[Task statement] Scan the listing below. Report each line that includes "visible".

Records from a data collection
......
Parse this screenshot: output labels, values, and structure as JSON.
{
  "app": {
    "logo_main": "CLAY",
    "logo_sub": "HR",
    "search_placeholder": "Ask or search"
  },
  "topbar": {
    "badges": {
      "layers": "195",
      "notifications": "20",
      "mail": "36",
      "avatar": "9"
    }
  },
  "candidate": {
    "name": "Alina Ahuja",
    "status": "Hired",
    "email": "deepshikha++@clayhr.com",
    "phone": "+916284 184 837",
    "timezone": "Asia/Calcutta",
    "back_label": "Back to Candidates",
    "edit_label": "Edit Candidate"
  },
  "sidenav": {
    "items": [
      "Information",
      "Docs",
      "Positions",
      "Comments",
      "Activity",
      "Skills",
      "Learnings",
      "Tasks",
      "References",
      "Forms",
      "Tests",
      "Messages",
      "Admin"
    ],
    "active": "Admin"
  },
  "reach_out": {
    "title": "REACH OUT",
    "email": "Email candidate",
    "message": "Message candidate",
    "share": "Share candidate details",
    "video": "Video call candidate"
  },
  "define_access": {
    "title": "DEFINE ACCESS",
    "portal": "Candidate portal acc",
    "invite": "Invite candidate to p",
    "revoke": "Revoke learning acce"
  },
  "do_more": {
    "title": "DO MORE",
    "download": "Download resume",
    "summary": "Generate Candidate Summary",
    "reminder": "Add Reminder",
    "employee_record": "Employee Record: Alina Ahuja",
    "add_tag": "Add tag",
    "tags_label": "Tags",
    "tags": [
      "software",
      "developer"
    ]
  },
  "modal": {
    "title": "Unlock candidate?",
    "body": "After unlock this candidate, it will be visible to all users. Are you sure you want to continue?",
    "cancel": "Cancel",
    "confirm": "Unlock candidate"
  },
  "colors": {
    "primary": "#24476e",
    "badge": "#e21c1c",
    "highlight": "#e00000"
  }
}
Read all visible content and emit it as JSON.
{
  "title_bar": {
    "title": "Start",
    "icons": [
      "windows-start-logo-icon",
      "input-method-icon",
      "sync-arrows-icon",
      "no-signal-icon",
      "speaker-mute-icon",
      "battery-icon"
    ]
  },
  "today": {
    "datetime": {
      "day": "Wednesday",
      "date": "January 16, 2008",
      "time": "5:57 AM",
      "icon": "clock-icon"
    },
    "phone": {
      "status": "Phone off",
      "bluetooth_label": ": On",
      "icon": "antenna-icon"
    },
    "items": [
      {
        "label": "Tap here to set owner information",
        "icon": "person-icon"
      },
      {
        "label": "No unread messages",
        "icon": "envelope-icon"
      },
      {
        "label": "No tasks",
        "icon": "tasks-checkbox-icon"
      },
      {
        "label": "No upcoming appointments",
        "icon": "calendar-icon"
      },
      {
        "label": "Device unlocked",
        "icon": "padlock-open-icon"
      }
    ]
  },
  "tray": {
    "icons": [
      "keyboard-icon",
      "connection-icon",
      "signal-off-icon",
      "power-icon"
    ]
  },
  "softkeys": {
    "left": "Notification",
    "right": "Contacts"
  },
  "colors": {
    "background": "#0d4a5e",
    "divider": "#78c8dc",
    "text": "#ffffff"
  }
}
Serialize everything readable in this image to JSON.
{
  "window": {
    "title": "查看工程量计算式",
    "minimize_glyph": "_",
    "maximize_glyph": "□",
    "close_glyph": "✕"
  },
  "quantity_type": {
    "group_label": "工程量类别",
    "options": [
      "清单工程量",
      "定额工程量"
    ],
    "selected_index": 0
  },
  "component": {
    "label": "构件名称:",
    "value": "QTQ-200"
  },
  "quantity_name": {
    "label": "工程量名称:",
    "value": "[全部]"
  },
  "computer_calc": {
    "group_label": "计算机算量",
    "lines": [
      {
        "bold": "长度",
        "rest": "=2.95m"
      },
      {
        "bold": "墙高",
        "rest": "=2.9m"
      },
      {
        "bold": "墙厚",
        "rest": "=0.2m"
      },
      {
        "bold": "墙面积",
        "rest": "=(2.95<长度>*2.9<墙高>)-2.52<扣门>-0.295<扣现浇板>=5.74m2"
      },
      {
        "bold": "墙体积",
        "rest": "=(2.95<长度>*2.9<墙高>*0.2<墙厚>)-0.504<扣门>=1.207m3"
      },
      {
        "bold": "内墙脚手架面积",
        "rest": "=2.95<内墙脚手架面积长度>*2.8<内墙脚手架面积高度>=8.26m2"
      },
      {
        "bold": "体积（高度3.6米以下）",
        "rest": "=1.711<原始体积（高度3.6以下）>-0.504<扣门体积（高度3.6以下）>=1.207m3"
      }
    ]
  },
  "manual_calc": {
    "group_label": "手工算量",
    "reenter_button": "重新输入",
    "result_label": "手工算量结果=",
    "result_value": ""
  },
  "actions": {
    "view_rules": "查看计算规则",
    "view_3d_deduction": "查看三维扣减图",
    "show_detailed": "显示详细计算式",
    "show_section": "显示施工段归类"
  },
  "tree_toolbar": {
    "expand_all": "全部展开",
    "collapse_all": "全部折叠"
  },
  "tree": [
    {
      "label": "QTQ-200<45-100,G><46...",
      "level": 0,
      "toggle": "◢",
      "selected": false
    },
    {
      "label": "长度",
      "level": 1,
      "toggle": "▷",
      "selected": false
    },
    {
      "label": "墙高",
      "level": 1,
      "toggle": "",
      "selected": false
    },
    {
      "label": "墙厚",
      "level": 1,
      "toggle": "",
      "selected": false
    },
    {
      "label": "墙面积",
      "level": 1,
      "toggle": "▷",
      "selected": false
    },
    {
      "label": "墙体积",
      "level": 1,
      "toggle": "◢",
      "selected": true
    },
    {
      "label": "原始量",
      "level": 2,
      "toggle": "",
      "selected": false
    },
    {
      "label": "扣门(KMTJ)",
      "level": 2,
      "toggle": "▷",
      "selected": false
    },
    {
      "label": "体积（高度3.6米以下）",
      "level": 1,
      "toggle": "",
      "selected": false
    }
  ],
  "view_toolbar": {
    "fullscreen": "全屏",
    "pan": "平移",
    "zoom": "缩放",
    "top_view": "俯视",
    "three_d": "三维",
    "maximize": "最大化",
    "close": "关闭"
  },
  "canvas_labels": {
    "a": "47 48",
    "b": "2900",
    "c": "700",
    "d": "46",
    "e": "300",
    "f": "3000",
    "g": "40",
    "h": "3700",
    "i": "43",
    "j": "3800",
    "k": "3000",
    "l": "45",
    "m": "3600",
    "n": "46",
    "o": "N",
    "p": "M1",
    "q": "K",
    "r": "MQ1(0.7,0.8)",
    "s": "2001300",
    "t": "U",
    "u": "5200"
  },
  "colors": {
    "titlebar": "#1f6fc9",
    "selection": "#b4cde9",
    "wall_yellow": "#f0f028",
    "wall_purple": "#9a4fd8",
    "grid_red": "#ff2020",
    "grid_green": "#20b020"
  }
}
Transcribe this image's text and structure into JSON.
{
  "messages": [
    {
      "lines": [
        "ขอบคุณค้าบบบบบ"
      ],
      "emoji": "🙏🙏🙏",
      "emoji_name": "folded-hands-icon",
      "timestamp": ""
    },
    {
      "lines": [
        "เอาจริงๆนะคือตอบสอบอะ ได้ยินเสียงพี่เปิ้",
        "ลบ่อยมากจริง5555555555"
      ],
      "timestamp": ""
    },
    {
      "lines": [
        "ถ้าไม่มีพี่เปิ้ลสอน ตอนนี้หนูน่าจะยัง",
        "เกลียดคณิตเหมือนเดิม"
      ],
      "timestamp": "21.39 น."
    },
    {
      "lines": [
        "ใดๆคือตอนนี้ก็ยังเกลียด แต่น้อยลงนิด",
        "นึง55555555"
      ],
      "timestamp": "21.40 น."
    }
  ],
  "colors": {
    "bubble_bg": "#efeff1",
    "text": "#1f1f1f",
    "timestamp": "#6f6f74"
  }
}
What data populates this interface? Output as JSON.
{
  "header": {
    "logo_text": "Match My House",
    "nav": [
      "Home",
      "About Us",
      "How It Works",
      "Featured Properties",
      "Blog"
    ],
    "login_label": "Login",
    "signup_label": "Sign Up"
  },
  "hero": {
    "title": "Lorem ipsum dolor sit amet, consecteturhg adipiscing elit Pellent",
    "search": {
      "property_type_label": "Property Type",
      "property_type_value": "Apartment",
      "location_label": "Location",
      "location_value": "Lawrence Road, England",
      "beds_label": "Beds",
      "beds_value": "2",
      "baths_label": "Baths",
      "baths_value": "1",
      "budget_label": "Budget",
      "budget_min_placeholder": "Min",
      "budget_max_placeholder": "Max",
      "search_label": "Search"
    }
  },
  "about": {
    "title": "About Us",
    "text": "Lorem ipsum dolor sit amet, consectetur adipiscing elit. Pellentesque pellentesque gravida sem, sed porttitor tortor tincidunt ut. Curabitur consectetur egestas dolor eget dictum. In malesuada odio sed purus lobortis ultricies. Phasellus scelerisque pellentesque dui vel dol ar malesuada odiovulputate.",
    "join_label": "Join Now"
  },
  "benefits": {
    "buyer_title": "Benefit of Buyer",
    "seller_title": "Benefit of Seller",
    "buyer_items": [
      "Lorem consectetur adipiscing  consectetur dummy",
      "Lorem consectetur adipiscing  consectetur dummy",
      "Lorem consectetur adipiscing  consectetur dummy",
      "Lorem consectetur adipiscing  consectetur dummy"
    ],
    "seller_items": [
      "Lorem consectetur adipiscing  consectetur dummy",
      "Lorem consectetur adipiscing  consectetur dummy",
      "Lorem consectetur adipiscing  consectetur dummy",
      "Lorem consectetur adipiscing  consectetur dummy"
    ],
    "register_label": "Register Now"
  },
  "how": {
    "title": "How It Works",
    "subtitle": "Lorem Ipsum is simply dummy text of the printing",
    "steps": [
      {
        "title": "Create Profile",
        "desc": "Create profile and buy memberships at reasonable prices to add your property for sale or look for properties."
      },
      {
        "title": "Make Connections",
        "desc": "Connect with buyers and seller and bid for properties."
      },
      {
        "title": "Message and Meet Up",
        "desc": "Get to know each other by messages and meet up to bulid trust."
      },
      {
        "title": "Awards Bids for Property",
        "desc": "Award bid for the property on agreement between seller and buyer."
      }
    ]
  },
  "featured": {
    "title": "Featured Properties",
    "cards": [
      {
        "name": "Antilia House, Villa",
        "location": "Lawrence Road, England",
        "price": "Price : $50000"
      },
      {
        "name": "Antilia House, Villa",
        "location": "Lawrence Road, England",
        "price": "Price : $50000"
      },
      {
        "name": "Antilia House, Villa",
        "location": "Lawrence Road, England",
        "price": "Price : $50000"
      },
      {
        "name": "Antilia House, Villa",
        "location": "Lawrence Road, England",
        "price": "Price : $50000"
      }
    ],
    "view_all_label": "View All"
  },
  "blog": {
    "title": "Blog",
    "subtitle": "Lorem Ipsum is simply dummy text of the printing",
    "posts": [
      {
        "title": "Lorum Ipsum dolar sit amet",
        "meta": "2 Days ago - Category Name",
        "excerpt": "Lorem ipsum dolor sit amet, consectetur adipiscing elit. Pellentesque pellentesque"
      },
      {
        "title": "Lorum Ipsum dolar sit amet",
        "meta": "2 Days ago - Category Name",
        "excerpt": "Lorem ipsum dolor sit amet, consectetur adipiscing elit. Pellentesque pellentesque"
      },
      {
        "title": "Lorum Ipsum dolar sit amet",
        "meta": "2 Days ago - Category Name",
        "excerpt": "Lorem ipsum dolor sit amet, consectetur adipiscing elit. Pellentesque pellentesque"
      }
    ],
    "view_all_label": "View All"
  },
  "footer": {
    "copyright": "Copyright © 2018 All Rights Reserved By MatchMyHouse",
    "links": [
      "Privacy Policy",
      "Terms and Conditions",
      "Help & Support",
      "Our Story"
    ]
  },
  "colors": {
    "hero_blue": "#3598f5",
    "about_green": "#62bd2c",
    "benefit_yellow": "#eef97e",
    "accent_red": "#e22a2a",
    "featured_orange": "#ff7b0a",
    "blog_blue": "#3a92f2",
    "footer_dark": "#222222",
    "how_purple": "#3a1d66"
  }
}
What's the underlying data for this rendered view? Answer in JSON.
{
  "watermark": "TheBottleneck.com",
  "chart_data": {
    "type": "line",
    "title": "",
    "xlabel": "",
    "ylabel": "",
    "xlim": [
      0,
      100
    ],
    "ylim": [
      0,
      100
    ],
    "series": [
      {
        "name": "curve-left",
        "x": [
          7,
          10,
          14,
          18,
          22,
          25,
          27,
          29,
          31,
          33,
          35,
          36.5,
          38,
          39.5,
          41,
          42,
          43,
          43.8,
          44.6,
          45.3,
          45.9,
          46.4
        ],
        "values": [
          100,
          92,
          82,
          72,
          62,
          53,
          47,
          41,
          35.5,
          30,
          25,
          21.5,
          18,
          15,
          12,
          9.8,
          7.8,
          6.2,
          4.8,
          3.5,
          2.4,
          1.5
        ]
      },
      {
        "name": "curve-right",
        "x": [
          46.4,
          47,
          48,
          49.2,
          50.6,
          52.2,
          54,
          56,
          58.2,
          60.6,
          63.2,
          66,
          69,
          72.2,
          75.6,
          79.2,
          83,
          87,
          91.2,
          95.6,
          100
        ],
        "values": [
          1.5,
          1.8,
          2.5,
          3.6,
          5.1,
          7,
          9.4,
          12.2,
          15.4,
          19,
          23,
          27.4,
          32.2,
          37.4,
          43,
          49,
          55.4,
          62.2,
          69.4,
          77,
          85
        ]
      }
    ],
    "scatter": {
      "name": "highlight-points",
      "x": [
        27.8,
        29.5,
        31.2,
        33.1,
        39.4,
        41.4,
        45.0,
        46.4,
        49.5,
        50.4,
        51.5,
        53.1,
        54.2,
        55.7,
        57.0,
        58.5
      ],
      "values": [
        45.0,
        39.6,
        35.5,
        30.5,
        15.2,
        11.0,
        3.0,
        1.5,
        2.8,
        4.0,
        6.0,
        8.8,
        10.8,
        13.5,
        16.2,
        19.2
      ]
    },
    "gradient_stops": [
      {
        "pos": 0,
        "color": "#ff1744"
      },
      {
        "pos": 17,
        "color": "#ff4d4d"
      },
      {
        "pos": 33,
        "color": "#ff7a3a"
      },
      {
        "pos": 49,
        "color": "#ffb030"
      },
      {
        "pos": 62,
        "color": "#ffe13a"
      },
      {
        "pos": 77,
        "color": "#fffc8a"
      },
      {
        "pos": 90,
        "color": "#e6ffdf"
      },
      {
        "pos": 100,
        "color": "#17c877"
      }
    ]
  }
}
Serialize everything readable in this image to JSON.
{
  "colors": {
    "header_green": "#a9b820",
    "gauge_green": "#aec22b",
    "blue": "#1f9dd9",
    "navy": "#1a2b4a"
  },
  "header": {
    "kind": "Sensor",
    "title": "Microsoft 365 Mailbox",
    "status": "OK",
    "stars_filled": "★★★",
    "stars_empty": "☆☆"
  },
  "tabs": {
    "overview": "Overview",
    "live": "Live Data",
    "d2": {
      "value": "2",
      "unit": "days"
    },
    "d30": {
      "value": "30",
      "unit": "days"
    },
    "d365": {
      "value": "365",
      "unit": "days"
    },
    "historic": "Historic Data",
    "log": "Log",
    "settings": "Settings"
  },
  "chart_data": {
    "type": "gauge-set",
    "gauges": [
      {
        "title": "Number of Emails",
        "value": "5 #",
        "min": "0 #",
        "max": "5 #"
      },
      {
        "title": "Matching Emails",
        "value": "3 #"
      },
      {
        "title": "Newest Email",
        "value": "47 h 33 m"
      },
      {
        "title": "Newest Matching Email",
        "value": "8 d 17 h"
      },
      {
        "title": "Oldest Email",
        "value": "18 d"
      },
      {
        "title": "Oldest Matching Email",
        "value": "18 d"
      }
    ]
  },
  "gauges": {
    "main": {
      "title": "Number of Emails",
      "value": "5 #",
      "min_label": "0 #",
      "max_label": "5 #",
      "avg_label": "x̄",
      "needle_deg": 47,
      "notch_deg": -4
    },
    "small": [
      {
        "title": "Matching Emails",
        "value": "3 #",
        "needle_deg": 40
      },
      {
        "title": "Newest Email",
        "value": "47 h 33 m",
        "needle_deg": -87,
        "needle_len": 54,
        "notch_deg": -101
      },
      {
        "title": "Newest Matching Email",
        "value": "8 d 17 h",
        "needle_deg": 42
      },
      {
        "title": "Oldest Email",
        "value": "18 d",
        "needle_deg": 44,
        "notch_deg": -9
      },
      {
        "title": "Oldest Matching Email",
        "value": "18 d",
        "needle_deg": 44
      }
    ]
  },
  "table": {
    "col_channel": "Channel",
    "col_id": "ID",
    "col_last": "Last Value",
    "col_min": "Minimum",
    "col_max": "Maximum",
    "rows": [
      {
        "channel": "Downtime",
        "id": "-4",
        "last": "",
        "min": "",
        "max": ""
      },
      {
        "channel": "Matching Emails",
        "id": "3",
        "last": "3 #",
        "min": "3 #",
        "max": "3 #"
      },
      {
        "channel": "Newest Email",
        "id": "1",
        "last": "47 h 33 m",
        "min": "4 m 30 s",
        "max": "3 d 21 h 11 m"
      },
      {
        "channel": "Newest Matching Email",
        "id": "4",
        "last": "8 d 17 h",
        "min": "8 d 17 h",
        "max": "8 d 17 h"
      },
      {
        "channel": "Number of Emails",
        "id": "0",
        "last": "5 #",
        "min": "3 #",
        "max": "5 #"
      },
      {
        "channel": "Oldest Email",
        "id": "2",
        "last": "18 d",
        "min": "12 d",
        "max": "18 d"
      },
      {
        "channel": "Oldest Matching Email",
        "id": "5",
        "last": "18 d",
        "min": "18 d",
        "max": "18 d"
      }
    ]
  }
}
......
[Written response]
    "body": "After unlock this candidate, it will be visible to all users. Are you sure you want to continue?",
Read all visible content and emit it as JSON.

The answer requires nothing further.